##### Supplied records #####
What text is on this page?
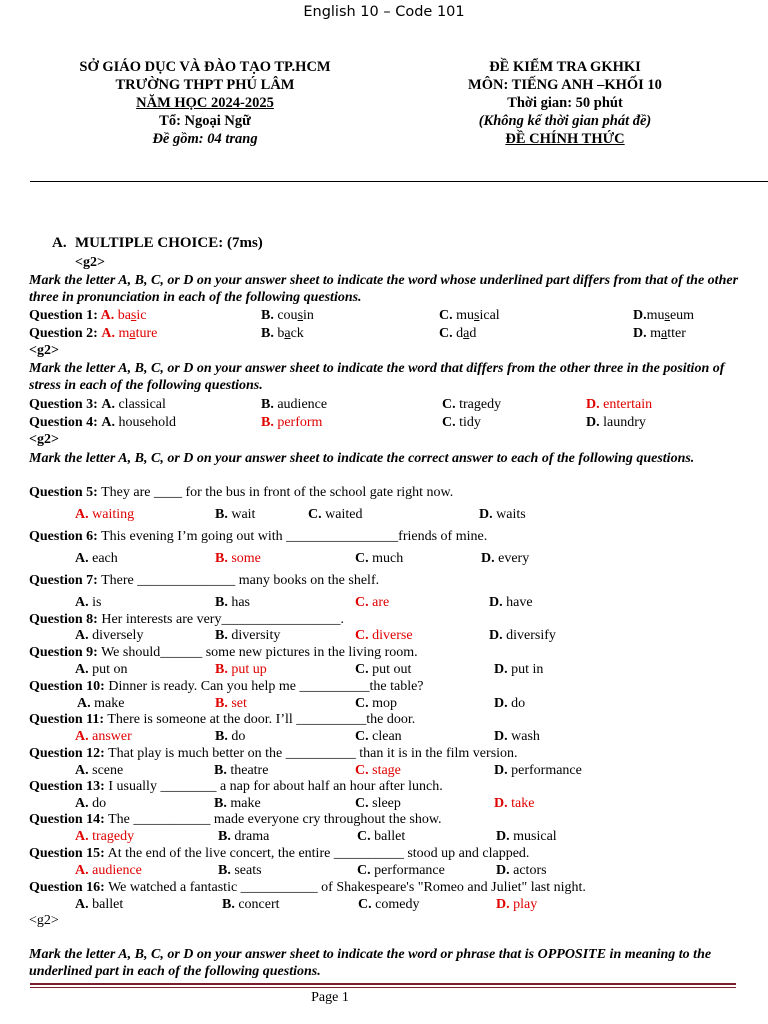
English 10 – Code 101
SỞ GIÁO DỤC VÀ ĐÀO TẠO TP.HCM
TRƯỜNG THPT PHÚ LÂM
NĂM HỌC 2024-2025
Tổ: Ngoại Ngữ
Đề gồm: 04 trang
ĐỀ KIỂM TRA GKHKI
MÔN: TIẾNG ANH –KHỐI 10
Thời gian: 50 phút
(Không kể thời gian phát đề)
ĐỀ CHÍNH THỨC
A. MULTIPLE CHOICE: (7ms)
<g2>
Mark the letter A, B, C, or D on your answer sheet to indicate the word whose underlined part differs from that of the other three in pronunciation in each of the following questions.
Question 1: A. basic	B. cousin	C. musical	D.museum
Question 2: A. mature	B. back	C. dad	D. matter
<g2>
Mark the letter A, B, C, or D on your answer sheet to indicate the word that differs from the other three in the position of stress in each of the following questions.
Question 3: A. classical	B. audience	C. tragedy	D. entertain
Question 4: A. household	B. perform	C. tidy	D. laundry
<g2>
Mark the letter A, B, C, or D on your answer sheet to indicate the correct answer to each of the following questions.
Question 5: They are ____ for the bus in front of the school gate right now.
A. waiting	B. wait	C. waited	D. waits
Question 6: This evening I’m going out with ________________friends of mine.
A. each	B. some	C. much	D. every
Question 7: There ______________ many books on the shelf.
A. is	B. has	C. are	D. have
Question 8: Her interests are very_________________.
A. diversely	B. diversity	C. diverse	D. diversify
Question 9: We should______ some new pictures in the living room.
A. put on	B. put up	C. put out	D. put in
Question 10: Dinner is ready. Can you help me __________the table?
A. make	B. set	C. mop	D. do
Question 11: There is someone at the door. I’ll __________the door.
A. answer	B. do	C. clean	D. wash
Question 12: That play is much better on the __________ than it is in the film version.
A. scene	B. theatre	C. stage	D. performance
Question 13: I usually ________ a nap for about half an hour after lunch.
A. do	B. make	C. sleep	D. take
Question 14: The ___________ made everyone cry throughout the show.
A. tragedy	B. drama	C. ballet	D. musical
Question 15: At the end of the live concert, the entire __________ stood up and clapped.
A. audience	B. seats	C. performance	D. actors
Question 16: We watched a fantastic ___________ of Shakespeare's "Romeo and Juliet" last night.
A. ballet	B. concert	C. comedy	D. play
<g2>
Mark the letter A, B, C, or D on your answer sheet to indicate the word or phrase that is OPPOSITE in meaning to the underlined part in each of the following questions.
Page 1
#####
Exercise goal ->
Using the records above, copy each line that contains "following".

Response to this exercise ->
Mark the letter A, B, C, or D on your answer sheet to indicate the word whose underlined part differs from that of the other three in pronunciation in each of the following questions.
Mark the letter A, B, C, or D on your answer sheet to indicate the word that differs from the other three in the position of stress in each of the following questions.
Mark the letter A, B, C, or D on your answer sheet to indicate the correct answer to each of the following questions.
Mark the letter A, B, C, or D on your answer sheet to indicate the word or phrase that is OPPOSITE in meaning to the underlined part in each of the following questions.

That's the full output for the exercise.